(Directive) From the line that contains "Read all visible content and emit it as JSON." down to the last line of the data below, restate every line word for word, skipping any images.

______________________________

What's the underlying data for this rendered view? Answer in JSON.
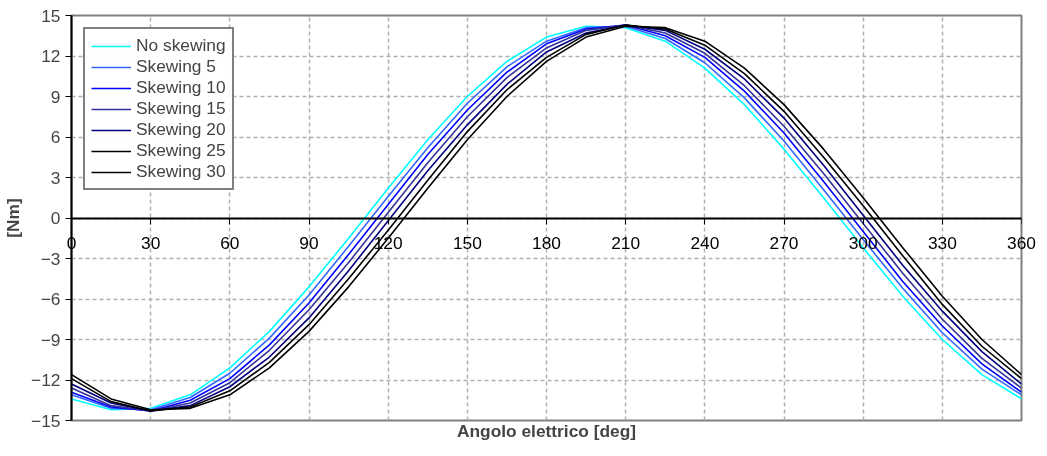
{
  "chart_data": {
    "type": "line",
    "xlabel": "Angolo elettrico [deg]",
    "ylabel": "[Nm]",
    "x": [
      0,
      15,
      30,
      45,
      60,
      75,
      90,
      105,
      120,
      135,
      150,
      165,
      180,
      195,
      210,
      225,
      240,
      255,
      270,
      285,
      300,
      315,
      330,
      345,
      360
    ],
    "xlim": [
      0,
      360
    ],
    "xticks": [
      0,
      30,
      60,
      90,
      120,
      150,
      180,
      210,
      240,
      270,
      300,
      330,
      360
    ],
    "ylim": [
      -15,
      15
    ],
    "yticks": [
      -15,
      -12,
      -9,
      -6,
      -3,
      0,
      3,
      6,
      9,
      12,
      15
    ],
    "grid": true,
    "legend": "top left",
    "marker": "none",
    "line_style": "solid",
    "series": [
      {
        "name": "No skewing",
        "color": "#00ffff",
        "values": [
          -13.4,
          -14.2,
          -14.1,
          -13.1,
          -11.1,
          -8.4,
          -5.1,
          -1.5,
          2.2,
          5.8,
          9.0,
          11.6,
          13.4,
          14.2,
          14.1,
          13.1,
          11.1,
          8.4,
          5.1,
          1.5,
          -2.2,
          -5.8,
          -9.0,
          -11.6,
          -13.4
        ]
      },
      {
        "name": "Skewing 5",
        "color": "#3366ff",
        "values": [
          -13.1,
          -14.1,
          -14.2,
          -13.3,
          -11.5,
          -8.9,
          -5.7,
          -2.1,
          1.6,
          5.2,
          8.5,
          11.2,
          13.1,
          14.1,
          14.2,
          13.3,
          11.5,
          8.9,
          5.7,
          2.1,
          -1.6,
          -5.2,
          -8.5,
          -11.2,
          -13.1
        ]
      },
      {
        "name": "Skewing 10",
        "color": "#0000ff",
        "values": [
          -12.9,
          -14.0,
          -14.3,
          -13.5,
          -11.9,
          -9.4,
          -6.3,
          -2.7,
          1.0,
          4.7,
          8.0,
          10.8,
          12.9,
          14.0,
          14.3,
          13.5,
          11.9,
          9.4,
          6.3,
          2.7,
          -1.0,
          -4.7,
          -8.0,
          -10.8,
          -12.9
        ]
      },
      {
        "name": "Skewing 15",
        "color": "#333399",
        "values": [
          -12.6,
          -13.9,
          -14.3,
          -13.7,
          -12.2,
          -9.8,
          -6.8,
          -3.3,
          0.4,
          4.1,
          7.5,
          10.4,
          12.6,
          13.9,
          14.3,
          13.7,
          12.2,
          9.8,
          6.8,
          3.3,
          -0.4,
          -4.1,
          -7.5,
          -10.4,
          -12.6
        ]
      },
      {
        "name": "Skewing 20",
        "color": "#000080",
        "values": [
          -12.3,
          -13.7,
          -14.3,
          -13.9,
          -12.5,
          -10.3,
          -7.4,
          -3.9,
          -0.2,
          3.5,
          6.9,
          9.9,
          12.3,
          13.7,
          14.3,
          13.9,
          12.5,
          10.3,
          7.4,
          3.9,
          0.2,
          -3.5,
          -6.9,
          -9.9,
          -12.3
        ]
      },
      {
        "name": "Skewing 25",
        "color": "#000000",
        "values": [
          -11.9,
          -13.6,
          -14.3,
          -14.0,
          -12.8,
          -10.7,
          -7.9,
          -4.5,
          -0.9,
          2.8,
          6.4,
          9.5,
          11.9,
          13.6,
          14.3,
          14.0,
          12.8,
          10.7,
          7.9,
          4.5,
          0.9,
          -2.8,
          -6.4,
          -9.5,
          -11.9
        ]
      },
      {
        "name": "Skewing 30",
        "color": "#000000",
        "values": [
          -11.6,
          -13.4,
          -14.2,
          -14.1,
          -13.1,
          -11.1,
          -8.4,
          -5.1,
          -1.5,
          2.2,
          5.8,
          9.0,
          11.6,
          13.4,
          14.2,
          14.1,
          13.1,
          11.1,
          8.4,
          5.1,
          1.5,
          -2.2,
          -5.8,
          -9.0,
          -11.6
        ]
      }
    ]
  }
}
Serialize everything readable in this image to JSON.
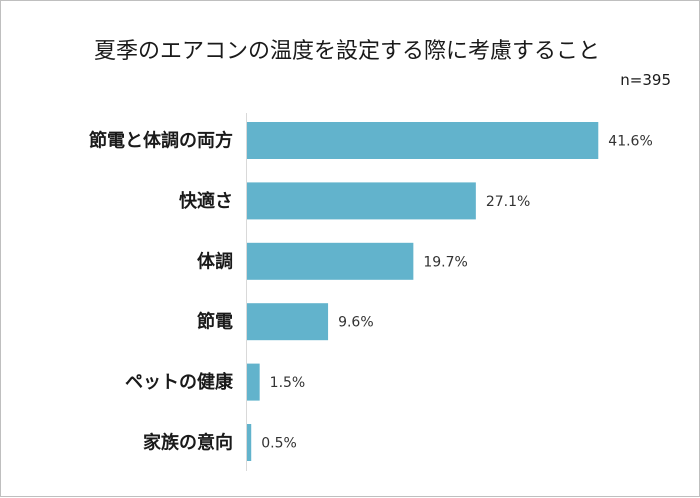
{
  "chart_data": {
    "type": "bar",
    "orientation": "horizontal",
    "title": "夏季のエアコンの温度を設定する際に考慮すること",
    "note": "n=395",
    "categories": [
      "節電と体調の両方",
      "快適さ",
      "体調",
      "節電",
      "ペットの健康",
      "家族の意向"
    ],
    "values": [
      41.6,
      27.1,
      19.7,
      9.6,
      1.5,
      0.5
    ],
    "value_labels": [
      "41.6%",
      "27.1%",
      "19.7%",
      "9.6%",
      "1.5%",
      "0.5%"
    ],
    "unit": "%",
    "xlim": [
      0,
      45
    ],
    "grid": false,
    "legend": "none",
    "bar_color": "#62b3cc"
  }
}
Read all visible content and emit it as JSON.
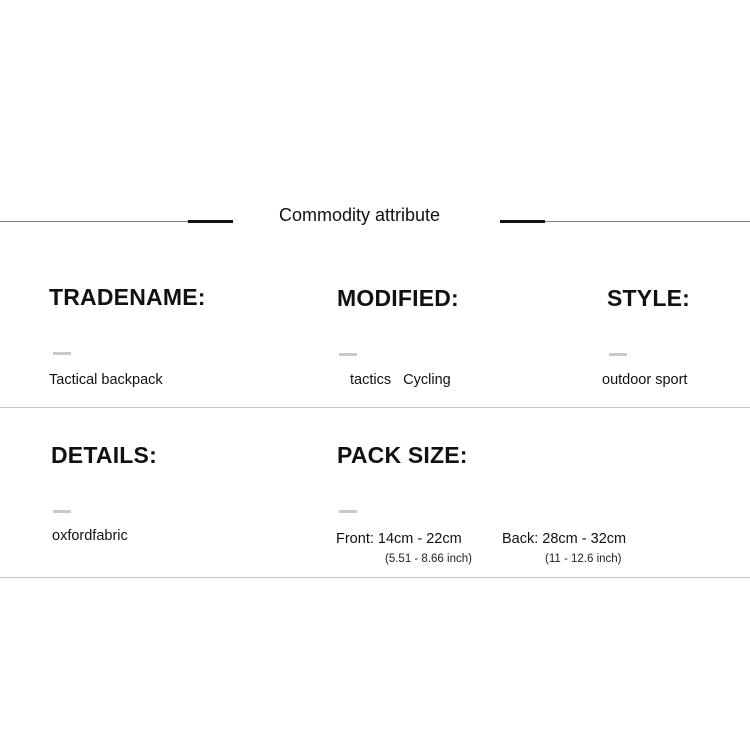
{
  "header": {
    "title": "Commodity attribute"
  },
  "attributes": [
    {
      "label": "TRADENAME:",
      "value": "Tactical backpack"
    },
    {
      "label": "MODIFIED:",
      "value": "tactics   Cycling"
    },
    {
      "label": "STYLE:",
      "value": "outdoor sport"
    },
    {
      "label": "DETAILS:",
      "value": "oxfordfabric"
    },
    {
      "label": "PACK SIZE:",
      "front": "Front: 14cm - 22cm",
      "front_inch": "(5.51 - 8.66 inch)",
      "back": "Back: 28cm - 32cm",
      "back_inch": "(11 - 12.6 inch)"
    }
  ],
  "colors": {
    "text": "#111111",
    "divider": "#c8c8c8",
    "dash": "#c9c9c9"
  }
}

______________________________

(Solution for this problem)
Read all visible content and emit it as JSON.
{
  "header": {
    "title": "Commodity attribute"
  },
  "attributes": [
    {
      "label": "TRADENAME:",
      "value": "Tactical backpack"
    },
    {
      "label": "MODIFIED:",
      "value": "tactics   Cycling"
    },
    {
      "label": "STYLE:",
      "value": "outdoor sport"
    },
    {
      "label": "DETAILS:",
      "value": "oxfordfabric"
    },
    {
      "label": "PACK SIZE:",
      "front": "Front: 14cm - 22cm",
      "front_inch": "(5.51 - 8.66 inch)",
      "back": "Back: 28cm - 32cm",
      "back_inch": "(11 - 12.6 inch)"
    }
  ],
  "colors": {
    "text": "#111111",
    "divider": "#c8c8c8",
    "dash": "#c9c9c9"
  }
}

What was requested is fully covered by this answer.